Extracted records

++++

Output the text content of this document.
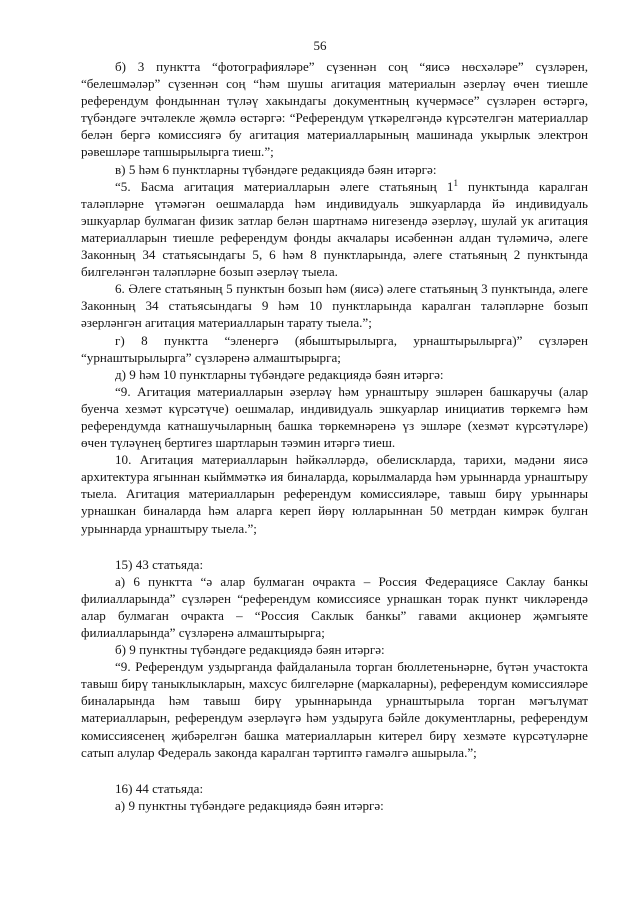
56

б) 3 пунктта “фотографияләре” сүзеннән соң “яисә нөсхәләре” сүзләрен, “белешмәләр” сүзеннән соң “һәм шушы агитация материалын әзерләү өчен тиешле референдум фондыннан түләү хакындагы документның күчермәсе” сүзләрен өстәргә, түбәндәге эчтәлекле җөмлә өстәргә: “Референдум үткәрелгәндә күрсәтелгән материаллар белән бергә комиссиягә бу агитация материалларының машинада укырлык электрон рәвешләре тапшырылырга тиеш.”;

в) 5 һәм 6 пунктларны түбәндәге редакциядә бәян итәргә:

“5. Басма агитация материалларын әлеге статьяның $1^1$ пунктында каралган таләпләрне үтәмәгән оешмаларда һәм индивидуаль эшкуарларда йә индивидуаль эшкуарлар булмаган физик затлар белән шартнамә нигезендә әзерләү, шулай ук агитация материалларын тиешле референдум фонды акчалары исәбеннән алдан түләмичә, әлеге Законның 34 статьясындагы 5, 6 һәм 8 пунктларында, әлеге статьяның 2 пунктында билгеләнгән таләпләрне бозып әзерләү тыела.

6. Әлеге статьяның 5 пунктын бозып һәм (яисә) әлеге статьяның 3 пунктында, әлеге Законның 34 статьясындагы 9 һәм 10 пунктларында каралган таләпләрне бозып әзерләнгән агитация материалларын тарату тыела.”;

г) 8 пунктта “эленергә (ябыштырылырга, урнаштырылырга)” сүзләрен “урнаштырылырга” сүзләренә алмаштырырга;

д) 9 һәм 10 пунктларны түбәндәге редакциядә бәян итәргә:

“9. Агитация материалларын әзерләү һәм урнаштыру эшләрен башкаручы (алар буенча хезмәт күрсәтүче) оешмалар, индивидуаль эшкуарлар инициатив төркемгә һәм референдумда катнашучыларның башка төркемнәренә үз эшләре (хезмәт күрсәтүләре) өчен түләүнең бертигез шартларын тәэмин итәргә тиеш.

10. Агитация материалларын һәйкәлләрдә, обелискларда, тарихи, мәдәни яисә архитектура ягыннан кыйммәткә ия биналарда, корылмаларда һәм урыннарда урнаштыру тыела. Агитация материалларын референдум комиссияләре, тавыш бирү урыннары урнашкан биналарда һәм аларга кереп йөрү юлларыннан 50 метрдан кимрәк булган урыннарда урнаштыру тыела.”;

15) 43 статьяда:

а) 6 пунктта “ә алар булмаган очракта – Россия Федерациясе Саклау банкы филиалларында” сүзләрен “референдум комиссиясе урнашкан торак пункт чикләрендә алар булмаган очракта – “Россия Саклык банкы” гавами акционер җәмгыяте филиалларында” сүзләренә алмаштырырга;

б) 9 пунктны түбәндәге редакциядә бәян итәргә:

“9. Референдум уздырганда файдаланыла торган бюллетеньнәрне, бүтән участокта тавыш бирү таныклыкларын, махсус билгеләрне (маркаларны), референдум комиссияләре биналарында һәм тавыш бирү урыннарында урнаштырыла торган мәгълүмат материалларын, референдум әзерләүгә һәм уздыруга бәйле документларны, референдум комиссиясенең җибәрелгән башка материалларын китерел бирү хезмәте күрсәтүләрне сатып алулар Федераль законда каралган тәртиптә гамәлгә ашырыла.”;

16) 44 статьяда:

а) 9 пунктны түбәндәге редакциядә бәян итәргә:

++++

Directions for this task: Leave images out of the retyped records; keep all else exact.

Solution to the exercise:
Output the text content of this document.
56

б) 3 пунктта “фотографияләре” сүзеннән соң “яисә нөсхәләре” сүзләрен, “белешмәләр” сүзеннән соң “һәм шушы агитация материалын әзерләү өчен тиешле референдум фондыннан түләү хакындагы документның күчермәсе” сүзләрен өстәргә, түбәндәге эчтәлекле җөмлә өстәргә: “Референдум үткәрелгәндә күрсәтелгән материаллар белән бергә комиссиягә бу агитация материалларының машинада укырлык электрон рәвешләре тапшырылырга тиеш.”;

в) 5 һәм 6 пунктларны түбәндәге редакциядә бәян итәргә:

“5. Басма агитация материалларын әлеге статьяның $1^1$ пунктында каралган таләпләрне үтәмәгән оешмаларда һәм индивидуаль эшкуарларда йә индивидуаль эшкуарлар булмаган физик затлар белән шартнамә нигезендә әзерләү, шулай ук агитация материалларын тиешле референдум фонды акчалары исәбеннән алдан түләмичә, әлеге Законның 34 статьясындагы 5, 6 һәм 8 пунктларында, әлеге статьяның 2 пунктында билгеләнгән таләпләрне бозып әзерләү тыела.

6. Әлеге статьяның 5 пунктын бозып һәм (яисә) әлеге статьяның 3 пунктында, әлеге Законның 34 статьясындагы 9 һәм 10 пунктларында каралган таләпләрне бозып әзерләнгән агитация материалларын тарату тыела.”;

г) 8 пунктта “эленергә (ябыштырылырга, урнаштырылырга)” сүзләрен “урнаштырылырга” сүзләренә алмаштырырга;

д) 9 һәм 10 пунктларны түбәндәге редакциядә бәян итәргә:

“9. Агитация материалларын әзерләү һәм урнаштыру эшләрен башкаручы (алар буенча хезмәт күрсәтүче) оешмалар, индивидуаль эшкуарлар инициатив төркемгә һәм референдумда катнашучыларның башка төркемнәренә үз эшләре (хезмәт күрсәтүләре) өчен түләүнең бертигез шартларын тәэмин итәргә тиеш.

10. Агитация материалларын һәйкәлләрдә, обелискларда, тарихи, мәдәни яисә архитектура ягыннан кыйммәткә ия биналарда, корылмаларда һәм урыннарда урнаштыру тыела. Агитация материалларын референдум комиссияләре, тавыш бирү урыннары урнашкан биналарда һәм аларга кереп йөрү юлларыннан 50 метрдан кимрәк булган урыннарда урнаштыру тыела.”;

15) 43 статьяда:

а) 6 пунктта “ә алар булмаган очракта – Россия Федерациясе Саклау банкы филиалларында” сүзләрен “референдум комиссиясе урнашкан торак пункт чикләрендә алар булмаган очракта – “Россия Саклык банкы” гавами акционер җәмгыяте филиалларында” сүзләренә алмаштырырга;

б) 9 пунктны түбәндәге редакциядә бәян итәргә:

“9. Референдум уздырганда файдаланыла торган бюллетеньнәрне, бүтән участокта тавыш бирү таныклыкларын, махсус билгеләрне (маркаларны), референдум комиссияләре биналарында һәм тавыш бирү урыннарында урнаштырыла торган мәгълүмат материалларын, референдум әзерләүгә һәм уздыруга бәйле документларны, референдум комиссиясенең җибәрелгән башка материалларын китерел бирү хезмәте күрсәтүләрне сатып алулар Федераль законда каралган тәртиптә гамәлгә ашырыла.”;

16) 44 статьяда:

а) 9 пунктны түбәндәге редакциядә бәян итәргә:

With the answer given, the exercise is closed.